== Passage to read ==

·····

It seems that Duurkoop worked in Batavia for some years after his arrival in 1755, because his name does not appear in the diary of the director of the Dutch factory at Dejima until February 1764. In that first entry, he is mentioned as an assistant on the voyage to the shogun’s court in Edo led by director Jan Crans. Duurkoop would join the annual voyage to Edo three more times over the course of his life, in 1766, 1770, and 1777. Records reveal that he enjoyed a successful career in Japan, rising through the company’s ranks to become bookkeeper in 1770 and warehouse-master in 1773.

Eventually, Duurkoop was appointed factory director, taking on responsibility for the VOC’s entire trade with Japan. After returning to Dejima from Batavia on July 31, 1776,[4] he formally accepted the appointment upon the previous director’s departure and held the position for just over a year, as was usual at the time. This first posting as director, however, would also prove his last.

On December 13, 1777, Duurkoop handed the reins to the next factory director, Arend Willem Feith, and set sail for Batavia. In the summer of 1778, he set out for Japan again on the Huis te Spijk to resume the directorship for a second term, but he died unexpectedly at sea on July 27. His body arrived at Nagasaki on August 9 “in a lead coffin.”

According to Feith’s entry in the director’s diary for that day, when the Japanese authorities learned of Duurkoop’s death, they pressed Feith to resolve the matter quickly. The Japanese made several specific requests of the Dutch. That Duurkoop had died at sea was to be concealed; instead, in accordance with Japanese custom, the Dutch were to pretend that Duurkoop had arrived in Nagasaki unwell but alive, then report that his illness had taken a turn for the worse, then finally announce his “death.”

·····

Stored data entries
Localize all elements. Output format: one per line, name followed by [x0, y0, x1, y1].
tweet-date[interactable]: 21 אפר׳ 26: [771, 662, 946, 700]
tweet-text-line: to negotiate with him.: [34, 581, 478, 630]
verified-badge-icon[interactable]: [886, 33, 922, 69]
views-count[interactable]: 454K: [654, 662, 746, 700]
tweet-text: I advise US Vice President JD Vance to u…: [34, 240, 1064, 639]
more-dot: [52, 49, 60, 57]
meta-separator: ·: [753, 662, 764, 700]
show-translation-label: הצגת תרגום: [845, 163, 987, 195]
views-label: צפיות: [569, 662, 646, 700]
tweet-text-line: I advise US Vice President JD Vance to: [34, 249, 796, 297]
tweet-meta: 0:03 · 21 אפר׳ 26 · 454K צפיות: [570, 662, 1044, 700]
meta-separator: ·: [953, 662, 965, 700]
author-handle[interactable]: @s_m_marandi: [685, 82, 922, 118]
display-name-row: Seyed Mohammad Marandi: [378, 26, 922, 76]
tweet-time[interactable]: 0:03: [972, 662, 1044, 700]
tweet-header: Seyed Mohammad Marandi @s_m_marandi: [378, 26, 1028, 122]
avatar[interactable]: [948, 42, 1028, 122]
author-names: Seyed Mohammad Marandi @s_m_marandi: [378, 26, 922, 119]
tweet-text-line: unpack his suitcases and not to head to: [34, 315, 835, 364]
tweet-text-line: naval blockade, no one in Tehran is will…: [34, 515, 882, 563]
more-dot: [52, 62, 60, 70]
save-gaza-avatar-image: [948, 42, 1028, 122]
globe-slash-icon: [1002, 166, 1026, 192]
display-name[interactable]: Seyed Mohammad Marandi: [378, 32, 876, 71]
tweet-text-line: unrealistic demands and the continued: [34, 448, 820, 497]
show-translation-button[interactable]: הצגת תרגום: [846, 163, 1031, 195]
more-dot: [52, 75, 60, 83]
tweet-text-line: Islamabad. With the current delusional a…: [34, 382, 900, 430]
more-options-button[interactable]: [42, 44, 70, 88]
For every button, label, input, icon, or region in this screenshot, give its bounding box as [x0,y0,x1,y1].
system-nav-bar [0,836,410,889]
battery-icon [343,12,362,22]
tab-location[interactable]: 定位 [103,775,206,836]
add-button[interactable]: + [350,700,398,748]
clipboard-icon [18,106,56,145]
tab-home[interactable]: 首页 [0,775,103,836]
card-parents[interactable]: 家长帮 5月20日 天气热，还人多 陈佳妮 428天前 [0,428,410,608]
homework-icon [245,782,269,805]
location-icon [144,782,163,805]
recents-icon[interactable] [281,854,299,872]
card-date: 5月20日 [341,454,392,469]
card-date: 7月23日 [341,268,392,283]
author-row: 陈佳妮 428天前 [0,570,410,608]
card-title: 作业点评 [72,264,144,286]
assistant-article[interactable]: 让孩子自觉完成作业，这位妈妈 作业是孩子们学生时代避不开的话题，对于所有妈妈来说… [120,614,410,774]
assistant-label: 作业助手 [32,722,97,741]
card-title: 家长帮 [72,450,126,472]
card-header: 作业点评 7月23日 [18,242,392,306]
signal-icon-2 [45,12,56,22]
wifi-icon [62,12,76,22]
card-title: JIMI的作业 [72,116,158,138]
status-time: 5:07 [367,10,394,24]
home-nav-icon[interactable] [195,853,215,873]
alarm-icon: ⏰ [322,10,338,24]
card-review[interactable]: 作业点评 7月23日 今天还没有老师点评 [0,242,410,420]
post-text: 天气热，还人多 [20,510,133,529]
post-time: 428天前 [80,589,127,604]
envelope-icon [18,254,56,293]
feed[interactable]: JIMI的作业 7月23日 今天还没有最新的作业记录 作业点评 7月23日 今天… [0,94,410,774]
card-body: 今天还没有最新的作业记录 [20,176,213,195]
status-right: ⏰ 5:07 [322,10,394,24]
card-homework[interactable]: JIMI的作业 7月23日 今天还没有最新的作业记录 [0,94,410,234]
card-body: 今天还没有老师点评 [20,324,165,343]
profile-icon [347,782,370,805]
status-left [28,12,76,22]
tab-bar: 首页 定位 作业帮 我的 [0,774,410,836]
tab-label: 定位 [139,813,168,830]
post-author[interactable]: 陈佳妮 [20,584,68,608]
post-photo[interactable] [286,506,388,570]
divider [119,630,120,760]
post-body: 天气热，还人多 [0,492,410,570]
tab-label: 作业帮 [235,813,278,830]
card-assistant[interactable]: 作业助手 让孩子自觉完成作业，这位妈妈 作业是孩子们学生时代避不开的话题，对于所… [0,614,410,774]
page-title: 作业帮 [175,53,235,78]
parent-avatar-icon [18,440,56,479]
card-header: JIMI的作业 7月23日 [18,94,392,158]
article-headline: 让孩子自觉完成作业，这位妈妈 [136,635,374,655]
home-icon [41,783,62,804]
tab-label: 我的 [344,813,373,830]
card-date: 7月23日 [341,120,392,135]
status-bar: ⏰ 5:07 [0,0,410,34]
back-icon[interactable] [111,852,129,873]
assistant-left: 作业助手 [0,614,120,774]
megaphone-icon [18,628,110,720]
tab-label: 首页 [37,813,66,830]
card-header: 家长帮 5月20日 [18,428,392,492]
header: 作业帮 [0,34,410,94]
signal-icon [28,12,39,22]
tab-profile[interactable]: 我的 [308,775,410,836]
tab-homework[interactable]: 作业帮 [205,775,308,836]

·····

== Problems and tasks ==
[1] Answer the following questions using the Duurkoop passage.
(a) In what year did Duurkoop become warehouse-master?
(b) To whom did Duurkoop hand the reins on December 13, 1777?
(c) On what date did Duurkoop's body arrive at Nagasaki?
[2] Reproduce the portion of the Duurkoop passage starting at "Eventually, Duurkoop was" and ending at "prove his last.".
These records have no connection to the Duurkoop passage.

== Solutions to the tasks ==
[1]
(a) 1773
(b) Arend Willem Feith
(c) August 9

[2]
Eventually, Duurkoop was appointed factory director, taking on responsibility for the VOC’s entire trade with Japan. After returning to Dejima from Batavia on July 31, 1776,[4] he formally accepted the appointment upon the previous director’s departure and held the position for just over a year, as was usual at the time. This first posting as director, however, would also prove his last.